#### TASK STATEMENT
Give the number of lines in the data that hold the string "signal". Nothing else is needed.

#### Data entries
◆ ◆ ◆ ◆
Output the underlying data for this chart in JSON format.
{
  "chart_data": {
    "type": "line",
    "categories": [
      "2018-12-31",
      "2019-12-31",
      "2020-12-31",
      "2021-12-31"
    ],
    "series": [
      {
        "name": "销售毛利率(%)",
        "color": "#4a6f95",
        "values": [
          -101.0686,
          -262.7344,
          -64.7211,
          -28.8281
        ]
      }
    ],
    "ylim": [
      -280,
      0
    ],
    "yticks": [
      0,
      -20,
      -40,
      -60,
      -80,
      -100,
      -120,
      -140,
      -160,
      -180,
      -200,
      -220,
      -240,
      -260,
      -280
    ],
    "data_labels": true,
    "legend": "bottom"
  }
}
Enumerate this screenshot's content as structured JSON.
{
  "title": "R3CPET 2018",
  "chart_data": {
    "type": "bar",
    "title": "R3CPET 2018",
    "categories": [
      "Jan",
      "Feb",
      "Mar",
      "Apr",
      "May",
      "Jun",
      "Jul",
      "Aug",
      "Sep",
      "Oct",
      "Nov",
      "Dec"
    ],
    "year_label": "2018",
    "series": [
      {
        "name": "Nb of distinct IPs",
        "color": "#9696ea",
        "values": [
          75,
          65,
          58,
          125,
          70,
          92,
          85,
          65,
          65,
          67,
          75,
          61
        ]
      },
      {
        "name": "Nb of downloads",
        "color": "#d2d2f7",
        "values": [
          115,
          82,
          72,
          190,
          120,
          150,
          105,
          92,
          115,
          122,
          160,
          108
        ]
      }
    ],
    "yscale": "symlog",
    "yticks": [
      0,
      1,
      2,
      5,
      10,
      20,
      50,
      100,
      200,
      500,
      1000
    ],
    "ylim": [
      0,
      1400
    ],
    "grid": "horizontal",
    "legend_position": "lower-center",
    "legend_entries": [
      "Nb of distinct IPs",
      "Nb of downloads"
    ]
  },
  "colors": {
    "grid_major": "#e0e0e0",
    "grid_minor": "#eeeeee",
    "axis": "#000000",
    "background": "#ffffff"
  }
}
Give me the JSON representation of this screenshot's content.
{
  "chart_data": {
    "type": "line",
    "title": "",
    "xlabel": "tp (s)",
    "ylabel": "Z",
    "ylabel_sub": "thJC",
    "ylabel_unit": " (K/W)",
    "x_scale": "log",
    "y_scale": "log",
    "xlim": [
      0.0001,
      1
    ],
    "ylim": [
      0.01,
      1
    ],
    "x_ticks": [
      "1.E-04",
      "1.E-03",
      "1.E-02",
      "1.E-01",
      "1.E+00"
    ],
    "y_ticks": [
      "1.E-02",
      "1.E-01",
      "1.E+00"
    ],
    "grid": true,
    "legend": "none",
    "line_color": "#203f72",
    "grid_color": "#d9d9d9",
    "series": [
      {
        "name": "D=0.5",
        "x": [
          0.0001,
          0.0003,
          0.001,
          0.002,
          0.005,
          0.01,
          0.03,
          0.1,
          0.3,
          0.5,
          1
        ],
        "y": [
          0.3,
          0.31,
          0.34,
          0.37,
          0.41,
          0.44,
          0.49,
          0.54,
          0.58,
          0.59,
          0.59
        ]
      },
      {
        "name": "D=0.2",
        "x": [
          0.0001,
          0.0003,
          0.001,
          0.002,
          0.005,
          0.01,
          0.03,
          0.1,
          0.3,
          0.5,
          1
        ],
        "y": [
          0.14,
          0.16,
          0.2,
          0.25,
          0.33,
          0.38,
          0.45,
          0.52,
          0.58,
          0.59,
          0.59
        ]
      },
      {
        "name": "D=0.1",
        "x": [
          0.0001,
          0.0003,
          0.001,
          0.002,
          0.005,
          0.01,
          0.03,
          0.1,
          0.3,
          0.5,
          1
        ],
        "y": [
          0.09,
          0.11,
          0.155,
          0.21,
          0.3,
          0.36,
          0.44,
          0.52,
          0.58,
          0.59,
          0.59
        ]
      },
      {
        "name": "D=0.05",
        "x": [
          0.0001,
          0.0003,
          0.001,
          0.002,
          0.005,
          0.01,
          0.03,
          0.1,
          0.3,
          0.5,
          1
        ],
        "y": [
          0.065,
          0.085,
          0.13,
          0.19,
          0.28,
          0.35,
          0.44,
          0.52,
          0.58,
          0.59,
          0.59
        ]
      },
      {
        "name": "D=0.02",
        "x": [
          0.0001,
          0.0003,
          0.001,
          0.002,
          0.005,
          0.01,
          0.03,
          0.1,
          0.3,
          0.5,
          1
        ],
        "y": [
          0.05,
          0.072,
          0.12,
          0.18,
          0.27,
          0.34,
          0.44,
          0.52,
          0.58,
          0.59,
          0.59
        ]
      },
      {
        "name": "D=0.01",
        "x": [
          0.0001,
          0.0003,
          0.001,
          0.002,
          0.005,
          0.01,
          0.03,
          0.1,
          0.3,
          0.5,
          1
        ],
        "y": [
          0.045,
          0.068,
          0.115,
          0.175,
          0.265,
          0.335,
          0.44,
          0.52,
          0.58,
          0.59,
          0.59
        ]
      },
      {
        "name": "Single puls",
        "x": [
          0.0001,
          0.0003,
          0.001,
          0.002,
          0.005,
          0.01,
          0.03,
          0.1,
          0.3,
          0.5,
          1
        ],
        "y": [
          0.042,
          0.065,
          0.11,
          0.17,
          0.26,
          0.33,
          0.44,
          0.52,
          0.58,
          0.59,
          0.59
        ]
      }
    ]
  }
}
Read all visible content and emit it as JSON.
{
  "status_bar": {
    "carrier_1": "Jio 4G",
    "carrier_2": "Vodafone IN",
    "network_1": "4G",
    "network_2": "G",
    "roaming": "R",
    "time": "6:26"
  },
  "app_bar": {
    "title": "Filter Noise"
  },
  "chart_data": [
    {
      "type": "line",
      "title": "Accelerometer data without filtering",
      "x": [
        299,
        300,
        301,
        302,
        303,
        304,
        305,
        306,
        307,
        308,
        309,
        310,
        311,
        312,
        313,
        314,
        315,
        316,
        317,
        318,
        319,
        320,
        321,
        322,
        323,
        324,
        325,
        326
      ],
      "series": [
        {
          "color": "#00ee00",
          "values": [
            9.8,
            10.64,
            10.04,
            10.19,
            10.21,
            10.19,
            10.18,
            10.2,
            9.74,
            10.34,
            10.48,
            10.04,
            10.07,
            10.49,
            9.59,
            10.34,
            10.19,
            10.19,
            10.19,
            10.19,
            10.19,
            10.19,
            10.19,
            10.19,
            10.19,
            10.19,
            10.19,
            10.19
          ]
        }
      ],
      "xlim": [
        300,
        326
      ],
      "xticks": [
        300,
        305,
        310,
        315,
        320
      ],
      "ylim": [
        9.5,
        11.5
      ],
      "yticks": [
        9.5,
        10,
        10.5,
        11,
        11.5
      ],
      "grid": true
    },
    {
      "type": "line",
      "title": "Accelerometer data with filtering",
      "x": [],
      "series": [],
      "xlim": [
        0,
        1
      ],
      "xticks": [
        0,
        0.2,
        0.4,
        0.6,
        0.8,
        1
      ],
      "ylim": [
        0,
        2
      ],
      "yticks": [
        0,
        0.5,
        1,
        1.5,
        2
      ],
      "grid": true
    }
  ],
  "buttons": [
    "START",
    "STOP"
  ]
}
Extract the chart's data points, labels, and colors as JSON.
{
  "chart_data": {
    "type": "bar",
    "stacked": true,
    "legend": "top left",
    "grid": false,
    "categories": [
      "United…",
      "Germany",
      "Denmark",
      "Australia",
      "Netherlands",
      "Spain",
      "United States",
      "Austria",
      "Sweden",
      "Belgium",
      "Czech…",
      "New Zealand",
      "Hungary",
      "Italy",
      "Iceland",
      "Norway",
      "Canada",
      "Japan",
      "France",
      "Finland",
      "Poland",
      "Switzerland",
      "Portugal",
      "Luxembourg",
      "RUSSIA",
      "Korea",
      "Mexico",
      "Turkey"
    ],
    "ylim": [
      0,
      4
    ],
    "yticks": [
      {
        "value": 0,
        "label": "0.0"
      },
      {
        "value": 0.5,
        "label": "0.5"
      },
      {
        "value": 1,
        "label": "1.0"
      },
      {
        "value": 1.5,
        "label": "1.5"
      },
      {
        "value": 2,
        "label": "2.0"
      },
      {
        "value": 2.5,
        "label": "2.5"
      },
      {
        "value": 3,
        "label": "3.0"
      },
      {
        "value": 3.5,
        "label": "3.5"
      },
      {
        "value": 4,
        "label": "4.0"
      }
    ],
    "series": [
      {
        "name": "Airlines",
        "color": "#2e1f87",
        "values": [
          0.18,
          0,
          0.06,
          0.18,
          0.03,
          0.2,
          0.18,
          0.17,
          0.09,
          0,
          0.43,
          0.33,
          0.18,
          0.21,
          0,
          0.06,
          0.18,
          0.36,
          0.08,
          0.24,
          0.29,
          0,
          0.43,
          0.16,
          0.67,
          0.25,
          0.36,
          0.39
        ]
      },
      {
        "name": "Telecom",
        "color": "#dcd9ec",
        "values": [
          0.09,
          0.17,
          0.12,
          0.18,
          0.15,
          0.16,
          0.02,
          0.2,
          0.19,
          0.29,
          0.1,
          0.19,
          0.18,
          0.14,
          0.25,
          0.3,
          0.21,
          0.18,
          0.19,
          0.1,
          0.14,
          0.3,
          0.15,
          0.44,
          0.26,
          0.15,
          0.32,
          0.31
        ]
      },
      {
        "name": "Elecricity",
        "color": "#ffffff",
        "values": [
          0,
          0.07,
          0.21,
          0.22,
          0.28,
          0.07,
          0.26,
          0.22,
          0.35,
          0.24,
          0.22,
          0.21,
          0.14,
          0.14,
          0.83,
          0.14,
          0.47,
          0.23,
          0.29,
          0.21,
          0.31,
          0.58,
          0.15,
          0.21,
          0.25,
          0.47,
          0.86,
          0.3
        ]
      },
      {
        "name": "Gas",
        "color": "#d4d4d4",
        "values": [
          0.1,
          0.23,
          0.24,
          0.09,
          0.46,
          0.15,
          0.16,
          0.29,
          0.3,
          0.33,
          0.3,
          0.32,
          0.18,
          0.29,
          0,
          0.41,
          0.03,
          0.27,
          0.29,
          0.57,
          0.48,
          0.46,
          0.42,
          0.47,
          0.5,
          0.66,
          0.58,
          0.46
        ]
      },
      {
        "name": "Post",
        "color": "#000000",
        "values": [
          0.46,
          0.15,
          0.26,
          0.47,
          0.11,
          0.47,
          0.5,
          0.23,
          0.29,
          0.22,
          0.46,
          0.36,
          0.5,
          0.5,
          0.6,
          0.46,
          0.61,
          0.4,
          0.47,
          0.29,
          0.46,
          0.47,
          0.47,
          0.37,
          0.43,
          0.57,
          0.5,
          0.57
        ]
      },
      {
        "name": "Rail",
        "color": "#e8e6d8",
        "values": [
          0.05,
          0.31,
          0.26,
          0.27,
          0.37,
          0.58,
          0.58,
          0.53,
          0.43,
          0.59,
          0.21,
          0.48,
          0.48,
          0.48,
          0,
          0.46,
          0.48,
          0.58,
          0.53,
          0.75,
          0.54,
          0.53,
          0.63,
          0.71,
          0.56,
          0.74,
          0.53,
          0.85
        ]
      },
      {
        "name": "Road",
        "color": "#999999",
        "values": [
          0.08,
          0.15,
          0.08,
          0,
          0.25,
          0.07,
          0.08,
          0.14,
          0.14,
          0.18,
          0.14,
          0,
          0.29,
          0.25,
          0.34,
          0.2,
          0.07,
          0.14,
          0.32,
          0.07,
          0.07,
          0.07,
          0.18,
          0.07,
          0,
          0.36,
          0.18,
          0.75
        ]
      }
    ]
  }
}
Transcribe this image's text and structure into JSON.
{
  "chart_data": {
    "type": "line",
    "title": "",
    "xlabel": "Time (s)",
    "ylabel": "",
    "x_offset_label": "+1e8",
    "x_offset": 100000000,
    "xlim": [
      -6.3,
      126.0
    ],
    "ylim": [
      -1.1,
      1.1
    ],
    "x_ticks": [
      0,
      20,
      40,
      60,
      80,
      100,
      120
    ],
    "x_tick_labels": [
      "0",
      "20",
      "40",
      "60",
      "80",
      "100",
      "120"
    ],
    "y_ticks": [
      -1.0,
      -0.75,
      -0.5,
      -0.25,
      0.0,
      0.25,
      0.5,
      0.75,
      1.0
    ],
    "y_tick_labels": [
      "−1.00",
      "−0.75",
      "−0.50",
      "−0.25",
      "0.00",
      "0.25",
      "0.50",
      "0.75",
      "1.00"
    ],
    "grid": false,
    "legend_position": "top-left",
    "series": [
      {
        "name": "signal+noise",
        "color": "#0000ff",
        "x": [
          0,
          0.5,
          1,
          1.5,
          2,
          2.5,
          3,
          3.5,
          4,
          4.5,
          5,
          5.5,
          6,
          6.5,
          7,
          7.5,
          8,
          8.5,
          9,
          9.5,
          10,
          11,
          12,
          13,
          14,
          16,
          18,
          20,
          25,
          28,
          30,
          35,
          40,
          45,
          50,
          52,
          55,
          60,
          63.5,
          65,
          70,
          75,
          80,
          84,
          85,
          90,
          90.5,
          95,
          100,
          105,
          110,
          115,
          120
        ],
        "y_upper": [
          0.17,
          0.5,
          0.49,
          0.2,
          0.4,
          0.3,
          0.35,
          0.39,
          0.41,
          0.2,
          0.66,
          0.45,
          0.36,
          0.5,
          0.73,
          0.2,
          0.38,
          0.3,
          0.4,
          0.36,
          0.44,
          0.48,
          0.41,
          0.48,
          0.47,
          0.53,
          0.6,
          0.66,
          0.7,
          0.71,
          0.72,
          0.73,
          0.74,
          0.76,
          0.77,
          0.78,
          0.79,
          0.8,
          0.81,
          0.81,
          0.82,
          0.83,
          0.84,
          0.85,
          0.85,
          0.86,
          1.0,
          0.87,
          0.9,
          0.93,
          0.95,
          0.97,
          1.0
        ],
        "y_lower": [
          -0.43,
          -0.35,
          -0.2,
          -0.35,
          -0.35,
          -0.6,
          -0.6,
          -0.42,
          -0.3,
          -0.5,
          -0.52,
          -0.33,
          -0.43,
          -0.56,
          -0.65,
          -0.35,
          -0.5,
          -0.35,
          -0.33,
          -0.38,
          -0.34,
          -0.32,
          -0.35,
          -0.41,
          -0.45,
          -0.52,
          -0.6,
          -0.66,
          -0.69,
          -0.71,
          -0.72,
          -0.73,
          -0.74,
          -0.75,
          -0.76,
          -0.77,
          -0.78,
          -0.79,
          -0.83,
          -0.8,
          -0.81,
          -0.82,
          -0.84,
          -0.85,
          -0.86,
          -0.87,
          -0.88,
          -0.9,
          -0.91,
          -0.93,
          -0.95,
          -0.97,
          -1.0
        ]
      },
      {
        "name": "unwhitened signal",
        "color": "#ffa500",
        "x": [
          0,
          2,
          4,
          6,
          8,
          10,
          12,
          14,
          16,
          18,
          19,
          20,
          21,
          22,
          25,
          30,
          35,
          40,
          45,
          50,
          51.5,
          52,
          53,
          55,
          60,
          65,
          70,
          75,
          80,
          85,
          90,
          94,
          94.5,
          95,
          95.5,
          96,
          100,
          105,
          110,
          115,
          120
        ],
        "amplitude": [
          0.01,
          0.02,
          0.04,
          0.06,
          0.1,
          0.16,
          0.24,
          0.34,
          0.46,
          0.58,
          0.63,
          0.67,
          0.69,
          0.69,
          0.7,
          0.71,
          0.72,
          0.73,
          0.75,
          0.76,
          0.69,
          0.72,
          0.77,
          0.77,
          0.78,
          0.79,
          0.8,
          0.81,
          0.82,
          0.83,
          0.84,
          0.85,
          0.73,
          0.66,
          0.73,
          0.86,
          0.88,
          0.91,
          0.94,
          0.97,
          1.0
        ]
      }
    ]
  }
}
◆ ◆ ◆ ◆
#### RESPONSE FOR THIS EXERCISE
2